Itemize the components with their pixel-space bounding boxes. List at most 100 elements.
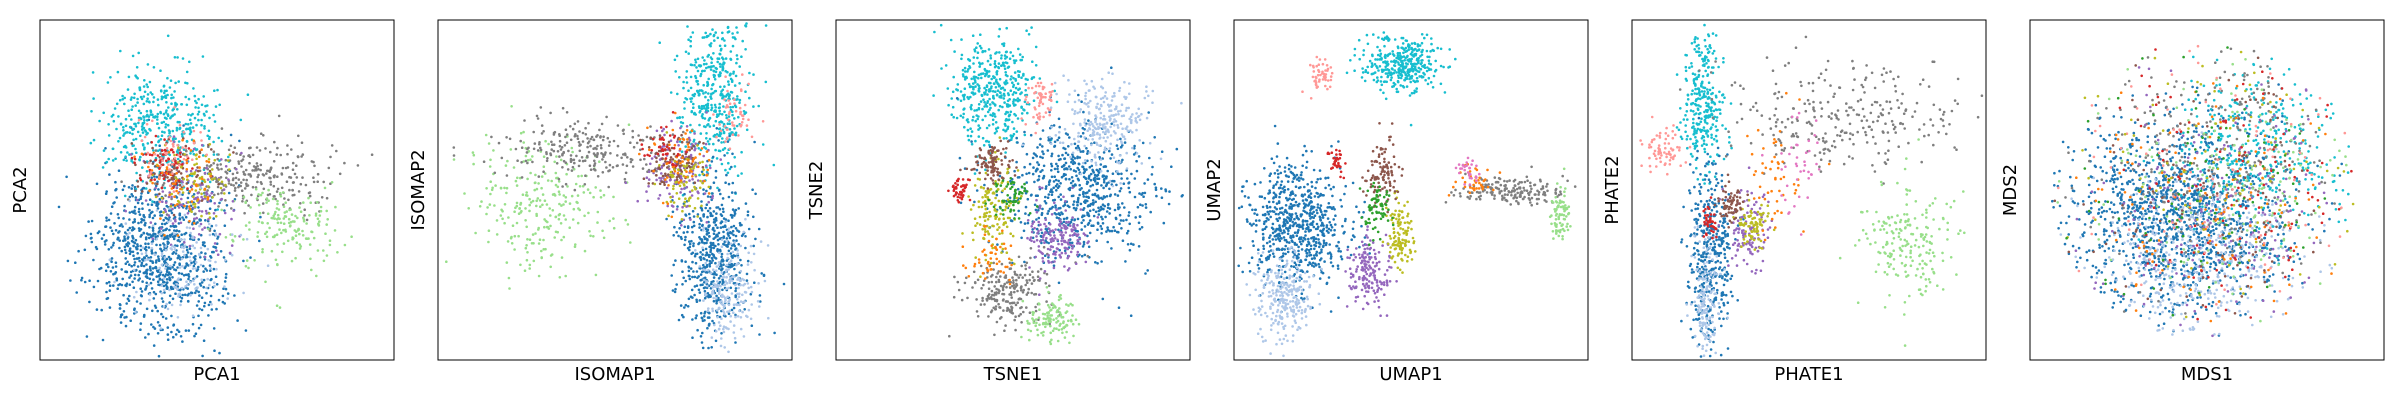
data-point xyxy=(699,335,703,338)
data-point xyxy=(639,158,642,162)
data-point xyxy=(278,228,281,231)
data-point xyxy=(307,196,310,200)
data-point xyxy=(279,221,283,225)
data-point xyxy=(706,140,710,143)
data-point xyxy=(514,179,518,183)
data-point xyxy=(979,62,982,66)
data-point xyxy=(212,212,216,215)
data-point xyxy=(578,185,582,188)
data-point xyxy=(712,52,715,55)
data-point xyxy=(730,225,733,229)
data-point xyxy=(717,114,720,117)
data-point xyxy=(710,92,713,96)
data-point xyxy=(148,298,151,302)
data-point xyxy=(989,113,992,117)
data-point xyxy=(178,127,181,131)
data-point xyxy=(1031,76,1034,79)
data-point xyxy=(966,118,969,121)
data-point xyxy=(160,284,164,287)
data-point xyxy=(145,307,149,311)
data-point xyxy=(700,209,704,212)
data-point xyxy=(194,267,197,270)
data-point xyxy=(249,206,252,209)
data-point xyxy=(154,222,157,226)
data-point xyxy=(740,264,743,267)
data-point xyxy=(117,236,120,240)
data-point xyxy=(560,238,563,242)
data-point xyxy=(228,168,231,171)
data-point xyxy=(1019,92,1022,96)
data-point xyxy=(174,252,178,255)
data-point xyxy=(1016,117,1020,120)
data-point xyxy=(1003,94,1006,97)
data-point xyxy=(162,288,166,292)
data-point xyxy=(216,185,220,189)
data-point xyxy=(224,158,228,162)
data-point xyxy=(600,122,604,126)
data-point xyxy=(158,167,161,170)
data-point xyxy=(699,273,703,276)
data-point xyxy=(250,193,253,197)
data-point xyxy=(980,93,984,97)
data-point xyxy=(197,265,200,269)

^^^^^^^^

Rewrite all of the lines above as a Markdown table with the columns "Row" and "Line," giving each line a row number and skipping blank lines. Leave the pictures out of the answer.

| Row | Line |
|---|---|
| 1 | Itemize the components with their pixel-space bounding boxes. List at most 100 elements. |
| 2 | data-point xyxy=(699,335,703,338) |
| 3 | data-point xyxy=(639,158,642,162) |
| 4 | data-point xyxy=(278,228,281,231) |
| 5 | data-point xyxy=(307,196,310,200) |
| 6 | data-point xyxy=(279,221,283,225) |
| 7 | data-point xyxy=(706,140,710,143) |
| 8 | data-point xyxy=(514,179,518,183) |
| 9 | data-point xyxy=(979,62,982,66) |
| 10 | data-point xyxy=(212,212,216,215) |
| 11 | data-point xyxy=(578,185,582,188) |
| 12 | data-point xyxy=(712,52,715,55) |
| 13 | data-point xyxy=(730,225,733,229) |
| 14 | data-point xyxy=(717,114,720,117) |
| 15 | data-point xyxy=(710,92,713,96) |
| 16 | data-point xyxy=(148,298,151,302) |
| 17 | data-point xyxy=(989,113,992,117) |
| 18 | data-point xyxy=(178,127,181,131) |
| 19 | data-point xyxy=(1031,76,1034,79) |
| 20 | data-point xyxy=(966,118,969,121) |
| 21 | data-point xyxy=(160,284,164,287) |
| 22 | data-point xyxy=(145,307,149,311) |
| 23 | data-point xyxy=(700,209,704,212) |
| 24 | data-point xyxy=(194,267,197,270) |
| 25 | data-point xyxy=(249,206,252,209) |
| 26 | data-point xyxy=(154,222,157,226) |
| 27 | data-point xyxy=(740,264,743,267) |
| 28 | data-point xyxy=(117,236,120,240) |
| 29 | data-point xyxy=(560,238,563,242) |
| 30 | data-point xyxy=(228,168,231,171) |
| 31 | data-point xyxy=(1019,92,1022,96) |
| 32 | data-point xyxy=(174,252,178,255) |
| 33 | data-point xyxy=(1016,117,1020,120) |
| 34 | data-point xyxy=(1003,94,1006,97) |
| 35 | data-point xyxy=(162,288,166,292) |
| 36 | data-point xyxy=(216,185,220,189) |
| 37 | data-point xyxy=(224,158,228,162) |
| 38 | data-point xyxy=(600,122,604,126) |
| 39 | data-point xyxy=(158,167,161,170) |
| 40 | data-point xyxy=(699,273,703,276) |
| 41 | data-point xyxy=(250,193,253,197) |
| 42 | data-point xyxy=(980,93,984,97) |
| 43 | data-point xyxy=(197,265,200,269) |